--- Start ---
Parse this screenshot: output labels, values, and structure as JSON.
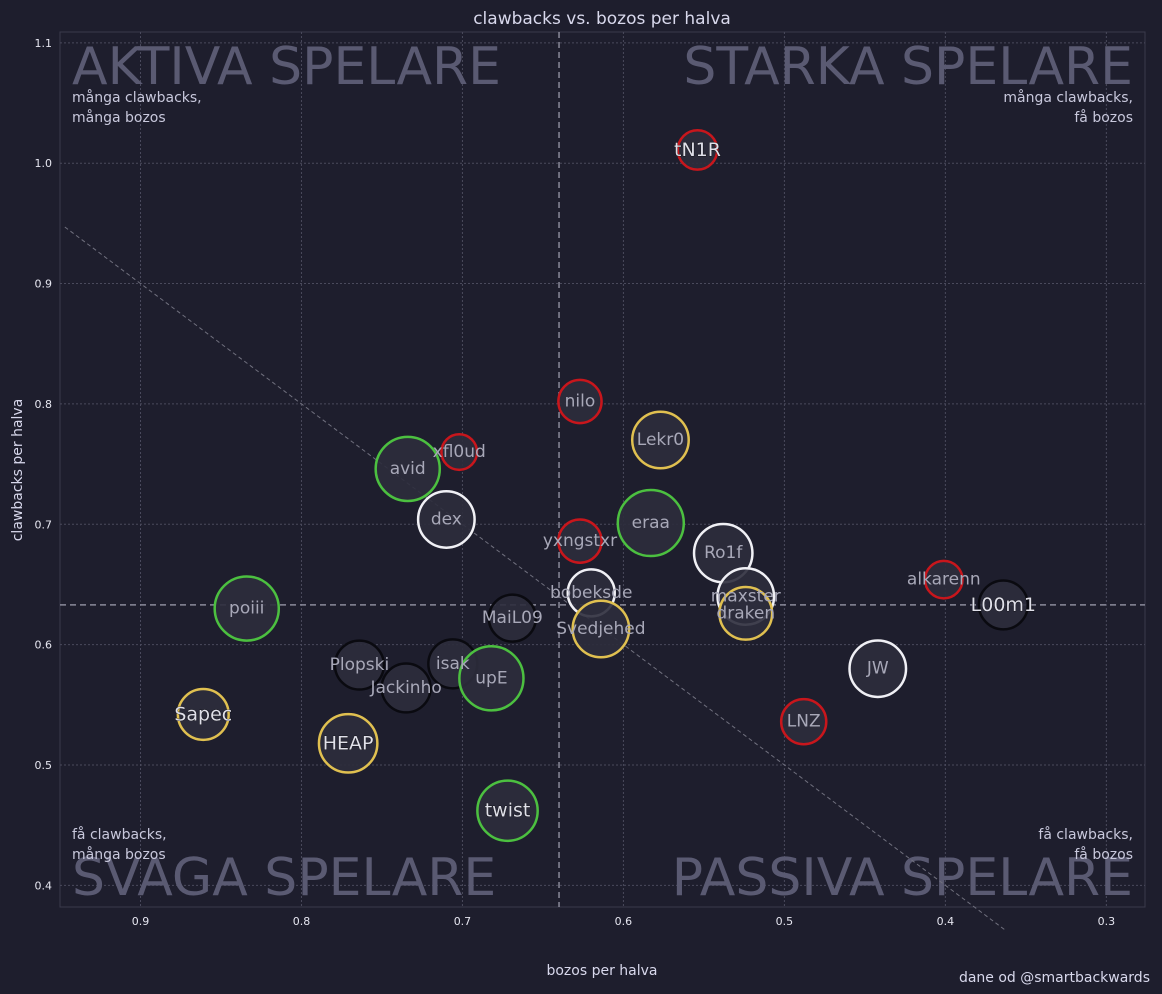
{
  "chart_data": {
    "type": "scatter",
    "title": "clawbacks vs. bozos per halva",
    "xlabel": "bozos per halva",
    "ylabel": "clawbacks per halva",
    "credit": "dane od @smartbackwards",
    "xlim": [
      0.95,
      0.276
    ],
    "ylim": [
      0.382,
      1.109
    ],
    "x_reversed": true,
    "grid": true,
    "xticks": [
      "0.9",
      "0.8",
      "0.7",
      "0.6",
      "0.5",
      "0.4",
      "0.3"
    ],
    "yticks": [
      "0.4",
      "0.5",
      "0.6",
      "0.7",
      "0.8",
      "0.9",
      "1.0",
      "1.1"
    ],
    "mean_x": 0.64,
    "mean_y": 0.633,
    "diagonal": "y = x",
    "quadrants": {
      "tl": {
        "title": "AKTIVA SPELARE",
        "sub": [
          "många clawbacks,",
          "många bozos"
        ]
      },
      "tr": {
        "title": "STARKA SPELARE",
        "sub": [
          "många clawbacks,",
          "få bozos"
        ]
      },
      "bl": {
        "title": "SVAGA SPELARE",
        "sub": [
          "få clawbacks,",
          "många bozos"
        ]
      },
      "br": {
        "title": "PASSIVA SPELARE",
        "sub": [
          "få clawbacks,",
          "få bozos"
        ]
      }
    },
    "colors": {
      "background": "#1e1e2d",
      "marker_fill": "#2c2c3c",
      "red": "#c8161c",
      "yellow": "#e0c050",
      "green": "#4cc040",
      "white": "#f0f0f5",
      "black": "#0a0a10"
    },
    "points": [
      {
        "name": "tN1R",
        "x": 0.554,
        "y": 1.011,
        "color": "red",
        "size": 0.3,
        "highlight": true
      },
      {
        "name": "nilo",
        "x": 0.627,
        "y": 0.802,
        "color": "red",
        "size": 0.4
      },
      {
        "name": "Lekr0",
        "x": 0.577,
        "y": 0.77,
        "color": "yellow",
        "size": 0.75
      },
      {
        "name": "xfl0ud",
        "x": 0.702,
        "y": 0.76,
        "color": "red",
        "size": 0.2
      },
      {
        "name": "avid",
        "x": 0.734,
        "y": 0.746,
        "color": "green",
        "size": 0.95
      },
      {
        "name": "dex",
        "x": 0.71,
        "y": 0.704,
        "color": "white",
        "size": 0.75
      },
      {
        "name": "eraa",
        "x": 0.583,
        "y": 0.701,
        "color": "green",
        "size": 1.0
      },
      {
        "name": "yxngstxr",
        "x": 0.627,
        "y": 0.686,
        "color": "red",
        "size": 0.4
      },
      {
        "name": "Ro1f",
        "x": 0.538,
        "y": 0.676,
        "color": "white",
        "size": 0.8
      },
      {
        "name": "alkarenn",
        "x": 0.401,
        "y": 0.654,
        "color": "red",
        "size": 0.25
      },
      {
        "name": "bobeksde",
        "x": 0.62,
        "y": 0.643,
        "color": "white",
        "size": 0.5
      },
      {
        "name": "maxster",
        "x": 0.524,
        "y": 0.64,
        "color": "white",
        "size": 0.75
      },
      {
        "name": "draken",
        "x": 0.524,
        "y": 0.626,
        "color": "yellow",
        "size": 0.65
      },
      {
        "name": "L00m1",
        "x": 0.364,
        "y": 0.633,
        "color": "black",
        "size": 0.55,
        "highlight": true
      },
      {
        "name": "poiii",
        "x": 0.834,
        "y": 0.63,
        "color": "green",
        "size": 0.95
      },
      {
        "name": "MaiL09",
        "x": 0.669,
        "y": 0.622,
        "color": "black",
        "size": 0.5
      },
      {
        "name": "Svedjehed",
        "x": 0.614,
        "y": 0.613,
        "color": "yellow",
        "size": 0.75
      },
      {
        "name": "Plopski",
        "x": 0.764,
        "y": 0.583,
        "color": "black",
        "size": 0.55
      },
      {
        "name": "isak",
        "x": 0.706,
        "y": 0.584,
        "color": "black",
        "size": 0.55
      },
      {
        "name": "upE",
        "x": 0.682,
        "y": 0.572,
        "color": "green",
        "size": 0.95
      },
      {
        "name": "JW",
        "x": 0.442,
        "y": 0.58,
        "color": "white",
        "size": 0.75
      },
      {
        "name": "Jackinho",
        "x": 0.735,
        "y": 0.564,
        "color": "black",
        "size": 0.55
      },
      {
        "name": "Sapec",
        "x": 0.861,
        "y": 0.542,
        "color": "yellow",
        "size": 0.6,
        "highlight": true
      },
      {
        "name": "LNZ",
        "x": 0.488,
        "y": 0.536,
        "color": "red",
        "size": 0.45
      },
      {
        "name": "HEAP",
        "x": 0.771,
        "y": 0.518,
        "color": "yellow",
        "size": 0.8,
        "highlight": true
      },
      {
        "name": "twist",
        "x": 0.672,
        "y": 0.462,
        "color": "green",
        "size": 0.85,
        "highlight": true
      }
    ]
  }
}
--- End ---
- _Exercise goal_
Transcribe all of the records above character for character. Exclude the pictures.

- _Exercise solution_
Parse this screenshot: output labels, values, and structure as JSON.
{
  "chart_data": {
    "type": "scatter",
    "title": "clawbacks vs. bozos per halva",
    "xlabel": "bozos per halva",
    "ylabel": "clawbacks per halva",
    "credit": "dane od @smartbackwards",
    "xlim": [
      0.95,
      0.276
    ],
    "ylim": [
      0.382,
      1.109
    ],
    "x_reversed": true,
    "grid": true,
    "xticks": [
      "0.9",
      "0.8",
      "0.7",
      "0.6",
      "0.5",
      "0.4",
      "0.3"
    ],
    "yticks": [
      "0.4",
      "0.5",
      "0.6",
      "0.7",
      "0.8",
      "0.9",
      "1.0",
      "1.1"
    ],
    "mean_x": 0.64,
    "mean_y": 0.633,
    "diagonal": "y = x",
    "quadrants": {
      "tl": {
        "title": "AKTIVA SPELARE",
        "sub": [
          "många clawbacks,",
          "många bozos"
        ]
      },
      "tr": {
        "title": "STARKA SPELARE",
        "sub": [
          "många clawbacks,",
          "få bozos"
        ]
      },
      "bl": {
        "title": "SVAGA SPELARE",
        "sub": [
          "få clawbacks,",
          "många bozos"
        ]
      },
      "br": {
        "title": "PASSIVA SPELARE",
        "sub": [
          "få clawbacks,",
          "få bozos"
        ]
      }
    },
    "colors": {
      "background": "#1e1e2d",
      "marker_fill": "#2c2c3c",
      "red": "#c8161c",
      "yellow": "#e0c050",
      "green": "#4cc040",
      "white": "#f0f0f5",
      "black": "#0a0a10"
    },
    "points": [
      {
        "name": "tN1R",
        "x": 0.554,
        "y": 1.011,
        "color": "red",
        "size": 0.3,
        "highlight": true
      },
      {
        "name": "nilo",
        "x": 0.627,
        "y": 0.802,
        "color": "red",
        "size": 0.4
      },
      {
        "name": "Lekr0",
        "x": 0.577,
        "y": 0.77,
        "color": "yellow",
        "size": 0.75
      },
      {
        "name": "xfl0ud",
        "x": 0.702,
        "y": 0.76,
        "color": "red",
        "size": 0.2
      },
      {
        "name": "avid",
        "x": 0.734,
        "y": 0.746,
        "color": "green",
        "size": 0.95
      },
      {
        "name": "dex",
        "x": 0.71,
        "y": 0.704,
        "color": "white",
        "size": 0.75
      },
      {
        "name": "eraa",
        "x": 0.583,
        "y": 0.701,
        "color": "green",
        "size": 1.0
      },
      {
        "name": "yxngstxr",
        "x": 0.627,
        "y": 0.686,
        "color": "red",
        "size": 0.4
      },
      {
        "name": "Ro1f",
        "x": 0.538,
        "y": 0.676,
        "color": "white",
        "size": 0.8
      },
      {
        "name": "alkarenn",
        "x": 0.401,
        "y": 0.654,
        "color": "red",
        "size": 0.25
      },
      {
        "name": "bobeksde",
        "x": 0.62,
        "y": 0.643,
        "color": "white",
        "size": 0.5
      },
      {
        "name": "maxster",
        "x": 0.524,
        "y": 0.64,
        "color": "white",
        "size": 0.75
      },
      {
        "name": "draken",
        "x": 0.524,
        "y": 0.626,
        "color": "yellow",
        "size": 0.65
      },
      {
        "name": "L00m1",
        "x": 0.364,
        "y": 0.633,
        "color": "black",
        "size": 0.55,
        "highlight": true
      },
      {
        "name": "poiii",
        "x": 0.834,
        "y": 0.63,
        "color": "green",
        "size": 0.95
      },
      {
        "name": "MaiL09",
        "x": 0.669,
        "y": 0.622,
        "color": "black",
        "size": 0.5
      },
      {
        "name": "Svedjehed",
        "x": 0.614,
        "y": 0.613,
        "color": "yellow",
        "size": 0.75
      },
      {
        "name": "Plopski",
        "x": 0.764,
        "y": 0.583,
        "color": "black",
        "size": 0.55
      },
      {
        "name": "isak",
        "x": 0.706,
        "y": 0.584,
        "color": "black",
        "size": 0.55
      },
      {
        "name": "upE",
        "x": 0.682,
        "y": 0.572,
        "color": "green",
        "size": 0.95
      },
      {
        "name": "JW",
        "x": 0.442,
        "y": 0.58,
        "color": "white",
        "size": 0.75
      },
      {
        "name": "Jackinho",
        "x": 0.735,
        "y": 0.564,
        "color": "black",
        "size": 0.55
      },
      {
        "name": "Sapec",
        "x": 0.861,
        "y": 0.542,
        "color": "yellow",
        "size": 0.6,
        "highlight": true
      },
      {
        "name": "LNZ",
        "x": 0.488,
        "y": 0.536,
        "color": "red",
        "size": 0.45
      },
      {
        "name": "HEAP",
        "x": 0.771,
        "y": 0.518,
        "color": "yellow",
        "size": 0.8,
        "highlight": true
      },
      {
        "name": "twist",
        "x": 0.672,
        "y": 0.462,
        "color": "green",
        "size": 0.85,
        "highlight": true
      }
    ]
  }
}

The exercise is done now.